**Prompt**
Records follow. Copy every line with "settings".

[Data records]

═══

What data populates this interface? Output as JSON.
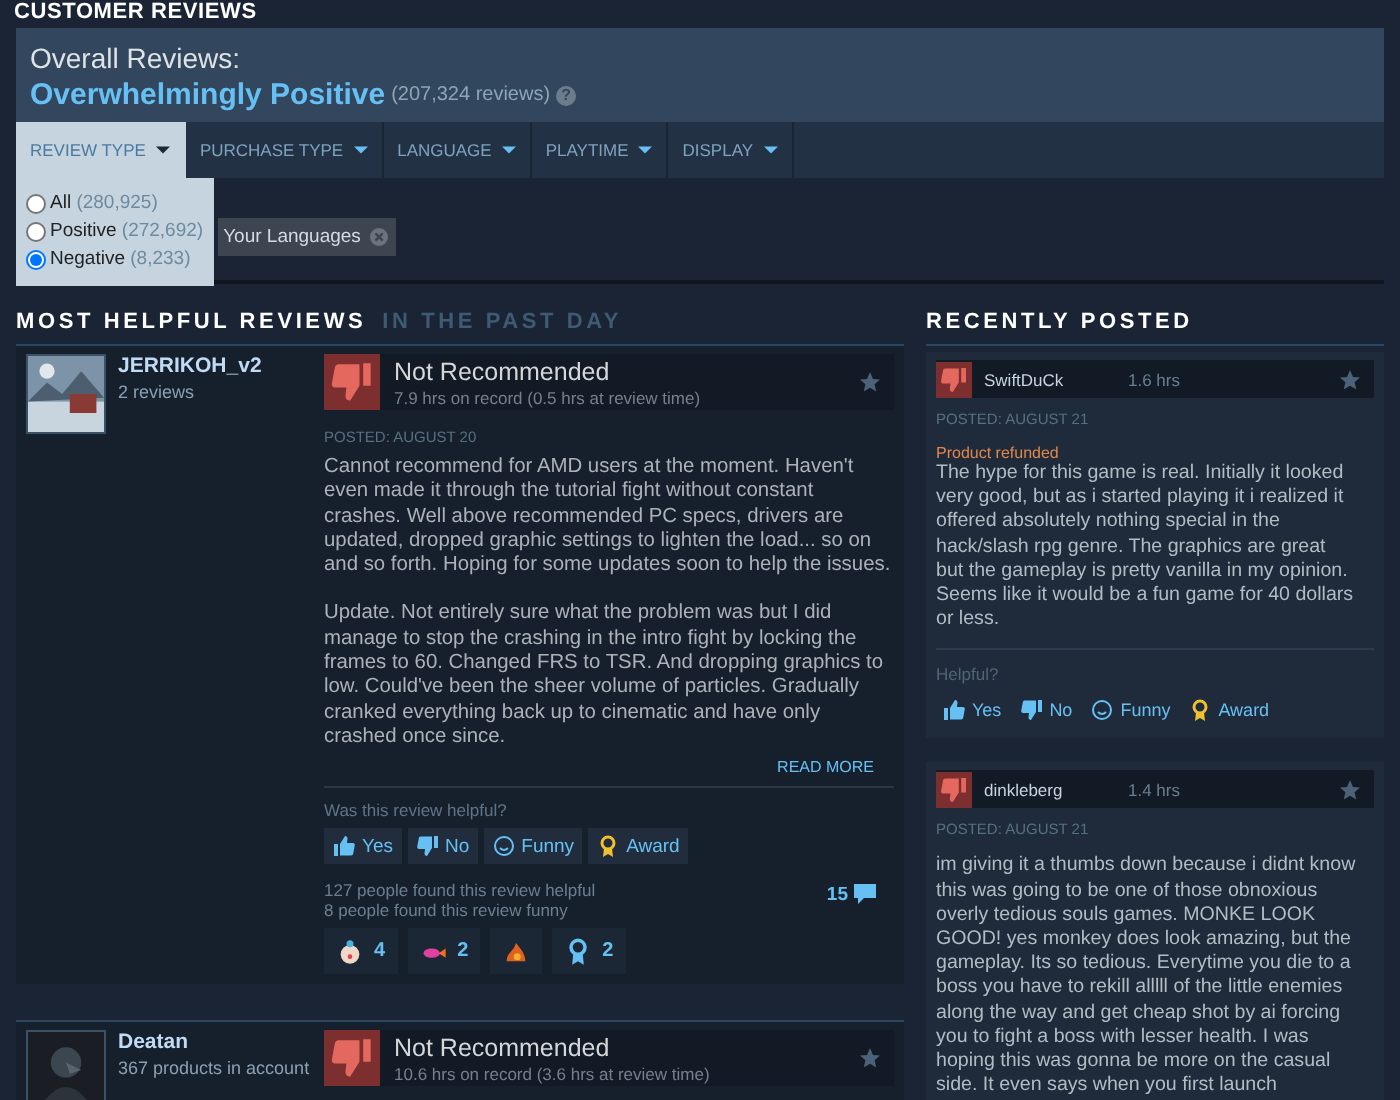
{
  "section_title": "CUSTOMER REVIEWS",
  "summary": {
    "label": "Overall Reviews:",
    "rating": "Overwhelmingly Positive",
    "count": "(207,324 reviews)",
    "help": "?"
  },
  "filters": [
    {
      "label": "REVIEW TYPE",
      "selected": true
    },
    {
      "label": "PURCHASE TYPE",
      "selected": false
    },
    {
      "label": "LANGUAGE",
      "selected": false
    },
    {
      "label": "PLAYTIME",
      "selected": false
    },
    {
      "label": "DISPLAY",
      "selected": false
    }
  ],
  "review_type_options": [
    {
      "label": "All",
      "count": "(280,925)",
      "selected": false
    },
    {
      "label": "Positive",
      "count": "(272,692)",
      "selected": false
    },
    {
      "label": "Negative",
      "count": "(8,233)",
      "selected": true
    }
  ],
  "active_filters": [
    {
      "label": "Your Languages"
    }
  ],
  "helpful": {
    "title": "MOST HELPFUL REVIEWS",
    "subtitle": "IN THE PAST DAY",
    "reviews": [
      {
        "author": "JERRIKOH_v2",
        "author_info": "2 reviews",
        "verdict": "Not Recommended",
        "hours": "7.9 hrs on record (0.5 hrs at review time)",
        "posted": "POSTED: AUGUST 20",
        "paragraphs": [
          "Cannot recommend for AMD users at the moment. Haven't even made it through the tutorial fight without constant crashes. Well above recommended PC specs, drivers are updated, dropped graphic settings to lighten the load... so on and so forth. Hoping for some updates soon to help the issues.",
          "Update. Not entirely sure what the problem was but I did manage to stop the crashing in the intro fight by locking the frames to 60. Changed FRS to TSR. And dropping graphics to low. Could've been the sheer volume of particles. Gradually cranked everything back up to cinematic and have only crashed once since."
        ],
        "read_more": "READ MORE",
        "helpful_prompt": "Was this review helpful?",
        "votes": [
          {
            "kind": "yes",
            "label": "Yes"
          },
          {
            "kind": "no",
            "label": "No"
          },
          {
            "kind": "funny",
            "label": "Funny"
          },
          {
            "kind": "award",
            "label": "Award"
          }
        ],
        "helpful_count": "127 people found this review helpful",
        "funny_count": "8 people found this review funny",
        "comments": "15",
        "awards": [
          {
            "kind": "clown",
            "count": "4"
          },
          {
            "kind": "fish",
            "count": "2"
          },
          {
            "kind": "fire"
          },
          {
            "kind": "ribbon",
            "count": "2"
          }
        ]
      },
      {
        "author": "Deatan",
        "author_info": "367 products in account",
        "verdict": "Not Recommended",
        "hours": "10.6 hrs on record (3.6 hrs at review time)"
      }
    ]
  },
  "recent": {
    "title": "RECENTLY POSTED",
    "reviews": [
      {
        "author": "SwiftDuCk",
        "hours": "1.6 hrs",
        "posted": "POSTED: AUGUST 21",
        "note": "Product refunded",
        "text": "The hype for this game is real. Initially it looked very good, but as i started playing it i realized it offered absolutely nothing special in the hack/slash rpg genre. The graphics are great but the gameplay is pretty vanilla in my opinion. Seems like it would be a fun game for 40 dollars or less.",
        "helpful_prompt": "Helpful?",
        "votes": [
          {
            "kind": "yes",
            "label": "Yes"
          },
          {
            "kind": "no",
            "label": "No"
          },
          {
            "kind": "funny",
            "label": "Funny"
          },
          {
            "kind": "award",
            "label": "Award"
          }
        ]
      },
      {
        "author": "dinkleberg",
        "hours": "1.4 hrs",
        "posted": "POSTED: AUGUST 21",
        "text": "im giving it a thumbs down because i didnt know this was going to be one of those obnoxious overly tedious souls games. MONKE LOOK GOOD! yes monkey does look amazing, but the gameplay. Its so tedious. Everytime you die to a boss you have to rekill alllll of the little enemies along the way and get cheap shot by ai forcing you to fight a boss with lesser health. I was hoping this was gonna be more on the casual side. It even says when you first launch"
      }
    ]
  }
}
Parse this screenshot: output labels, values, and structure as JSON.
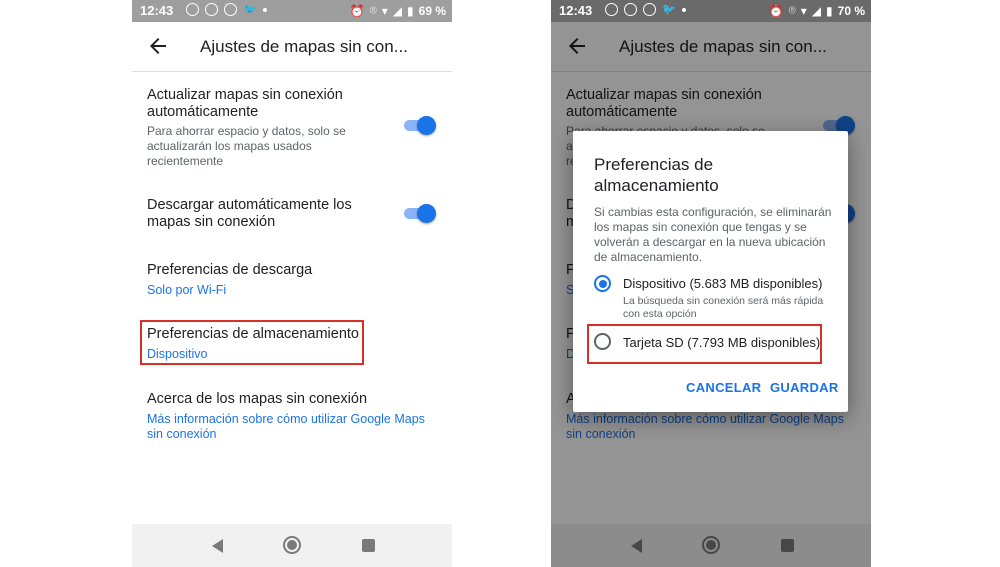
{
  "statusbar_left": {
    "time": "12:43",
    "battery": "69 %"
  },
  "statusbar_right": {
    "time": "12:43",
    "battery": "70 %"
  },
  "appbar": {
    "title": "Ajustes de mapas sin con..."
  },
  "settings": {
    "auto_update": {
      "label": "Actualizar mapas sin conexión automáticamente",
      "description": "Para ahorrar espacio y datos, solo se actualizarán los mapas usados recientemente",
      "enabled": true
    },
    "auto_download": {
      "label": "Descargar automáticamente los mapas sin conexión",
      "enabled": true
    },
    "download_prefs": {
      "label": "Preferencias de descarga",
      "value": "Solo por Wi-Fi"
    },
    "storage_prefs": {
      "label": "Preferencias de almacenamiento",
      "value": "Dispositivo"
    },
    "about": {
      "label": "Acerca de los mapas sin conexión",
      "link": "Más información sobre cómo utilizar Google Maps sin conexión"
    }
  },
  "dialog": {
    "title": "Preferencias de almacenamiento",
    "body": "Si cambias esta configuración, se eliminarán los mapas sin conexión que tengas y se volverán a descargar en la nueva ubicación de almacenamiento.",
    "options": [
      {
        "label": "Dispositivo (5.683 MB disponibles)",
        "description": "La búsqueda sin conexión será más rápida con esta opción",
        "selected": true
      },
      {
        "label": "Tarjeta SD (7.793 MB disponibles)",
        "selected": false
      }
    ],
    "cancel": "CANCELAR",
    "save": "GUARDAR"
  },
  "icons": {
    "back": "arrow-left-icon",
    "status": [
      "spotify-icon",
      "spotify-icon",
      "spotify-icon",
      "twitter-icon",
      "alarm-icon",
      "location-icon",
      "wifi-icon",
      "signal-icon",
      "battery-icon"
    ]
  },
  "colors": {
    "accent": "#1a73e8",
    "highlight": "#d93025"
  }
}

═══

**Answer to this problem**
          "Cannot recommend for AMD users at the moment. Haven't even made it through the tutorial fight without constant crashes. Well above recommended PC specs, drivers are updated, dropped graphic settings to lighten the load... so on and so forth. Hoping for some updates soon to help the issues.",
  "settings": {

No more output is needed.